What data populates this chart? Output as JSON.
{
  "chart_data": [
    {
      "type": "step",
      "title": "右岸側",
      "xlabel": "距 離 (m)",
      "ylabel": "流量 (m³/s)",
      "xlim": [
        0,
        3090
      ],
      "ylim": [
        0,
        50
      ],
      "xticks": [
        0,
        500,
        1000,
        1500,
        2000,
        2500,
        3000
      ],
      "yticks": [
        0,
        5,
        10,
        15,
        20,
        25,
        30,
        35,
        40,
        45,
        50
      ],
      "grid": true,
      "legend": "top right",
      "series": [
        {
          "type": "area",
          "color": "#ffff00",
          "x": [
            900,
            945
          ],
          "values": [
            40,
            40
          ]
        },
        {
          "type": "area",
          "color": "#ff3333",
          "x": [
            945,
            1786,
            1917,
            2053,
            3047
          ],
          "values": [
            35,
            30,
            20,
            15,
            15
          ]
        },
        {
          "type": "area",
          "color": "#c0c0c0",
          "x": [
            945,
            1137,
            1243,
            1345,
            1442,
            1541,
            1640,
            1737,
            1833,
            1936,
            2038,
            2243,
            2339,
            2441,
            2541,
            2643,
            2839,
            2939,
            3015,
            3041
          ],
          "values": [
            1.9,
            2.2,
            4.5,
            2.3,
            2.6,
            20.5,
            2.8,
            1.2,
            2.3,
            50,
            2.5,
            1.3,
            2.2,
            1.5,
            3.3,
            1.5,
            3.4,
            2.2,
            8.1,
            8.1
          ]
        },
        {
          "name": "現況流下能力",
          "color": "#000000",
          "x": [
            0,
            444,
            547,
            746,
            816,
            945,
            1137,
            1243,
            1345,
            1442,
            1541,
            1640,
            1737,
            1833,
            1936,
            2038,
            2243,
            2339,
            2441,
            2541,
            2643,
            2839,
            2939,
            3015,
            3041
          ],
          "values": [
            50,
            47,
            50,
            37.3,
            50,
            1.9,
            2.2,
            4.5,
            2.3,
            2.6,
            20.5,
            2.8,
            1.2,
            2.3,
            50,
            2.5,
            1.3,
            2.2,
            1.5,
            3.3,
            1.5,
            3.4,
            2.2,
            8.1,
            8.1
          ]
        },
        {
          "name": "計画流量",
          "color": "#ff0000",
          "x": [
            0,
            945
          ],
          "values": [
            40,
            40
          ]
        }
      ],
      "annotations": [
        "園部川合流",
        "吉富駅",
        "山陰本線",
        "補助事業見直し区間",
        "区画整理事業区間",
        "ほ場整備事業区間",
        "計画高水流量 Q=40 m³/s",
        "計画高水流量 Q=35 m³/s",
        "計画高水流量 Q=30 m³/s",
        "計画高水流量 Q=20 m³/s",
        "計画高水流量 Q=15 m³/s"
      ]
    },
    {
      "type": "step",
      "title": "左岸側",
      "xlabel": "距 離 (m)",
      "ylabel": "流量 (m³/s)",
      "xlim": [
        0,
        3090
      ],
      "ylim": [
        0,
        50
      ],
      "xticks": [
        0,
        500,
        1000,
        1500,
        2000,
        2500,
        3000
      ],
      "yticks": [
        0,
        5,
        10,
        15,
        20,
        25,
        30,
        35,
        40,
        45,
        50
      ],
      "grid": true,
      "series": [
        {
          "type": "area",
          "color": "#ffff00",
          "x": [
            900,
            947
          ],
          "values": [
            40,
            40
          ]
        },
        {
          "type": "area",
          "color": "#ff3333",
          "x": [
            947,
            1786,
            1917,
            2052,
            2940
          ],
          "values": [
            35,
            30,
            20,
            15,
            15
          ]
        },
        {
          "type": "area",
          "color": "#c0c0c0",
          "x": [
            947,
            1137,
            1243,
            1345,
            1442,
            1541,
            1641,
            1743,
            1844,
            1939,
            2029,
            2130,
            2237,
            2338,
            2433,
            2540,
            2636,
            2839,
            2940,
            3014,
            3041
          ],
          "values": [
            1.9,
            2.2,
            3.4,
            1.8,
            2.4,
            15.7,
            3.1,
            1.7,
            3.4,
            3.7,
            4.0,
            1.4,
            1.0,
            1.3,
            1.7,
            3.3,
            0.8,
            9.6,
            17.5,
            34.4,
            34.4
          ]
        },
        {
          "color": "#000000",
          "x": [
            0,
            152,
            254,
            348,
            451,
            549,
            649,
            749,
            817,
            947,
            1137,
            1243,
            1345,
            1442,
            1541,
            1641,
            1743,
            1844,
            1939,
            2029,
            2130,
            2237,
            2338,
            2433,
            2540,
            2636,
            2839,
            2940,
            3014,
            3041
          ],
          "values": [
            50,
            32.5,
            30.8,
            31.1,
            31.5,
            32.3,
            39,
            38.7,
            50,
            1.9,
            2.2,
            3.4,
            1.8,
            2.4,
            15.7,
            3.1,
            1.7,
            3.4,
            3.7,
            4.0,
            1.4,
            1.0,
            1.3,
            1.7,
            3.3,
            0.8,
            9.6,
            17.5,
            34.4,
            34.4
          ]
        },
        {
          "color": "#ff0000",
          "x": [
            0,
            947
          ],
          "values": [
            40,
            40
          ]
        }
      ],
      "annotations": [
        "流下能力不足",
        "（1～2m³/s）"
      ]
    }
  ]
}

------------------------------------------------

- [Given problem]:
Return the listing above in its exact form.

- [Task output]:
What data populates this chart? Output as JSON.
{
  "chart_data": [
    {
      "type": "step",
      "title": "右岸側",
      "xlabel": "距 離 (m)",
      "ylabel": "流量 (m³/s)",
      "xlim": [
        0,
        3090
      ],
      "ylim": [
        0,
        50
      ],
      "xticks": [
        0,
        500,
        1000,
        1500,
        2000,
        2500,
        3000
      ],
      "yticks": [
        0,
        5,
        10,
        15,
        20,
        25,
        30,
        35,
        40,
        45,
        50
      ],
      "grid": true,
      "legend": "top right",
      "series": [
        {
          "type": "area",
          "color": "#ffff00",
          "x": [
            900,
            945
          ],
          "values": [
            40,
            40
          ]
        },
        {
          "type": "area",
          "color": "#ff3333",
          "x": [
            945,
            1786,
            1917,
            2053,
            3047
          ],
          "values": [
            35,
            30,
            20,
            15,
            15
          ]
        },
        {
          "type": "area",
          "color": "#c0c0c0",
          "x": [
            945,
            1137,
            1243,
            1345,
            1442,
            1541,
            1640,
            1737,
            1833,
            1936,
            2038,
            2243,
            2339,
            2441,
            2541,
            2643,
            2839,
            2939,
            3015,
            3041
          ],
          "values": [
            1.9,
            2.2,
            4.5,
            2.3,
            2.6,
            20.5,
            2.8,
            1.2,
            2.3,
            50,
            2.5,
            1.3,
            2.2,
            1.5,
            3.3,
            1.5,
            3.4,
            2.2,
            8.1,
            8.1
          ]
        },
        {
          "name": "現況流下能力",
          "color": "#000000",
          "x": [
            0,
            444,
            547,
            746,
            816,
            945,
            1137,
            1243,
            1345,
            1442,
            1541,
            1640,
            1737,
            1833,
            1936,
            2038,
            2243,
            2339,
            2441,
            2541,
            2643,
            2839,
            2939,
            3015,
            3041
          ],
          "values": [
            50,
            47,
            50,
            37.3,
            50,
            1.9,
            2.2,
            4.5,
            2.3,
            2.6,
            20.5,
            2.8,
            1.2,
            2.3,
            50,
            2.5,
            1.3,
            2.2,
            1.5,
            3.3,
            1.5,
            3.4,
            2.2,
            8.1,
            8.1
          ]
        },
        {
          "name": "計画流量",
          "color": "#ff0000",
          "x": [
            0,
            945
          ],
          "values": [
            40,
            40
          ]
        }
      ],
      "annotations": [
        "園部川合流",
        "吉富駅",
        "山陰本線",
        "補助事業見直し区間",
        "区画整理事業区間",
        "ほ場整備事業区間",
        "計画高水流量 Q=40 m³/s",
        "計画高水流量 Q=35 m³/s",
        "計画高水流量 Q=30 m³/s",
        "計画高水流量 Q=20 m³/s",
        "計画高水流量 Q=15 m³/s"
      ]
    },
    {
      "type": "step",
      "title": "左岸側",
      "xlabel": "距 離 (m)",
      "ylabel": "流量 (m³/s)",
      "xlim": [
        0,
        3090
      ],
      "ylim": [
        0,
        50
      ],
      "xticks": [
        0,
        500,
        1000,
        1500,
        2000,
        2500,
        3000
      ],
      "yticks": [
        0,
        5,
        10,
        15,
        20,
        25,
        30,
        35,
        40,
        45,
        50
      ],
      "grid": true,
      "series": [
        {
          "type": "area",
          "color": "#ffff00",
          "x": [
            900,
            947
          ],
          "values": [
            40,
            40
          ]
        },
        {
          "type": "area",
          "color": "#ff3333",
          "x": [
            947,
            1786,
            1917,
            2052,
            2940
          ],
          "values": [
            35,
            30,
            20,
            15,
            15
          ]
        },
        {
          "type": "area",
          "color": "#c0c0c0",
          "x": [
            947,
            1137,
            1243,
            1345,
            1442,
            1541,
            1641,
            1743,
            1844,
            1939,
            2029,
            2130,
            2237,
            2338,
            2433,
            2540,
            2636,
            2839,
            2940,
            3014,
            3041
          ],
          "values": [
            1.9,
            2.2,
            3.4,
            1.8,
            2.4,
            15.7,
            3.1,
            1.7,
            3.4,
            3.7,
            4.0,
            1.4,
            1.0,
            1.3,
            1.7,
            3.3,
            0.8,
            9.6,
            17.5,
            34.4,
            34.4
          ]
        },
        {
          "color": "#000000",
          "x": [
            0,
            152,
            254,
            348,
            451,
            549,
            649,
            749,
            817,
            947,
            1137,
            1243,
            1345,
            1442,
            1541,
            1641,
            1743,
            1844,
            1939,
            2029,
            2130,
            2237,
            2338,
            2433,
            2540,
            2636,
            2839,
            2940,
            3014,
            3041
          ],
          "values": [
            50,
            32.5,
            30.8,
            31.1,
            31.5,
            32.3,
            39,
            38.7,
            50,
            1.9,
            2.2,
            3.4,
            1.8,
            2.4,
            15.7,
            3.1,
            1.7,
            3.4,
            3.7,
            4.0,
            1.4,
            1.0,
            1.3,
            1.7,
            3.3,
            0.8,
            9.6,
            17.5,
            34.4,
            34.4
          ]
        },
        {
          "color": "#ff0000",
          "x": [
            0,
            947
          ],
          "values": [
            40,
            40
          ]
        }
      ],
      "annotations": [
        "流下能力不足",
        "（1～2m³/s）"
      ]
    }
  ]
}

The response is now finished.